## Start Given data

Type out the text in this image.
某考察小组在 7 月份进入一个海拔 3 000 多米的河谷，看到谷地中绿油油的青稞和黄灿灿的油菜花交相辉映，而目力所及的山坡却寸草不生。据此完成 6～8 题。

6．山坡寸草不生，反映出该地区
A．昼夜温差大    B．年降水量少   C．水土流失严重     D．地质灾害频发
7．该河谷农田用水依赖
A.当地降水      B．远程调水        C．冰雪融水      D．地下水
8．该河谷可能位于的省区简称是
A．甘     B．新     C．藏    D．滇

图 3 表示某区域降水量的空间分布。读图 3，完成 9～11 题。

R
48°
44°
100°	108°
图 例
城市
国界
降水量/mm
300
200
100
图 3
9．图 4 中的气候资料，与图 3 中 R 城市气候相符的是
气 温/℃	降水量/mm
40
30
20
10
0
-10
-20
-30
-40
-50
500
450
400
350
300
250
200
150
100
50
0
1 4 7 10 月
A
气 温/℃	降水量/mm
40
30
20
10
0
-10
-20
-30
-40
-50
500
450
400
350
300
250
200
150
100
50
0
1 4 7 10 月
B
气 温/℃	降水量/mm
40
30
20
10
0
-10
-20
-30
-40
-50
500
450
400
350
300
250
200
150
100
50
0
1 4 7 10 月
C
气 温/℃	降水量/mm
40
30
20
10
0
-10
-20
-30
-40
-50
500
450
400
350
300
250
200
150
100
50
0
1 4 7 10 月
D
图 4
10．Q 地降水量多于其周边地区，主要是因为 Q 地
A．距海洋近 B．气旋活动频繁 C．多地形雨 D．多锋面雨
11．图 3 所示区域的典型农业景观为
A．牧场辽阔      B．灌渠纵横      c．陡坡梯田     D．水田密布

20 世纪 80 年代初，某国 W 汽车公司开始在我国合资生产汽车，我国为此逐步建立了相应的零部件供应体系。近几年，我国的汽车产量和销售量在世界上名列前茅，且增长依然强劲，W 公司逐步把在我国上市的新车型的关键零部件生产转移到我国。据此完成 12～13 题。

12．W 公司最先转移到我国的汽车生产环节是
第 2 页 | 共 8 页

## End Given data

Objective: Restate each record word for word.

Result:
Type out the text in this image.
某考察小组在 7 月份进入一个海拔 3 000 多米的河谷，看到谷地中绿油油的青稞和黄灿灿的油菜花交相辉映，而目力所及的山坡却寸草不生。据此完成 6～8 题。

6．山坡寸草不生，反映出该地区
A．昼夜温差大    B．年降水量少   C．水土流失严重     D．地质灾害频发
7．该河谷农田用水依赖
A.当地降水      B．远程调水        C．冰雪融水      D．地下水
8．该河谷可能位于的省区简称是
A．甘     B．新     C．藏    D．滇

图 3 表示某区域降水量的空间分布。读图 3，完成 9～11 题。

R
48°
44°
100°	108°
图 例
城市
国界
降水量/mm
300
200
100
图 3
9．图 4 中的气候资料，与图 3 中 R 城市气候相符的是
气 温/℃	降水量/mm
40
30
20
10
0
-10
-20
-30
-40
-50
500
450
400
350
300
250
200
150
100
50
0
1 4 7 10 月
A
气 温/℃	降水量/mm
40
30
20
10
0
-10
-20
-30
-40
-50
500
450
400
350
300
250
200
150
100
50
0
1 4 7 10 月
B
气 温/℃	降水量/mm
40
30
20
10
0
-10
-20
-30
-40
-50
500
450
400
350
300
250
200
150
100
50
0
1 4 7 10 月
C
气 温/℃	降水量/mm
40
30
20
10
0
-10
-20
-30
-40
-50
500
450
400
350
300
250
200
150
100
50
0
1 4 7 10 月
D
图 4
10．Q 地降水量多于其周边地区，主要是因为 Q 地
A．距海洋近 B．气旋活动频繁 C．多地形雨 D．多锋面雨
11．图 3 所示区域的典型农业景观为
A．牧场辽阔      B．灌渠纵横      c．陡坡梯田     D．水田密布

20 世纪 80 年代初，某国 W 汽车公司开始在我国合资生产汽车，我国为此逐步建立了相应的零部件供应体系。近几年，我国的汽车产量和销售量在世界上名列前茅，且增长依然强劲，W 公司逐步把在我国上市的新车型的关键零部件生产转移到我国。据此完成 12～13 题。

12．W 公司最先转移到我国的汽车生产环节是
第 2 页 | 共 8 页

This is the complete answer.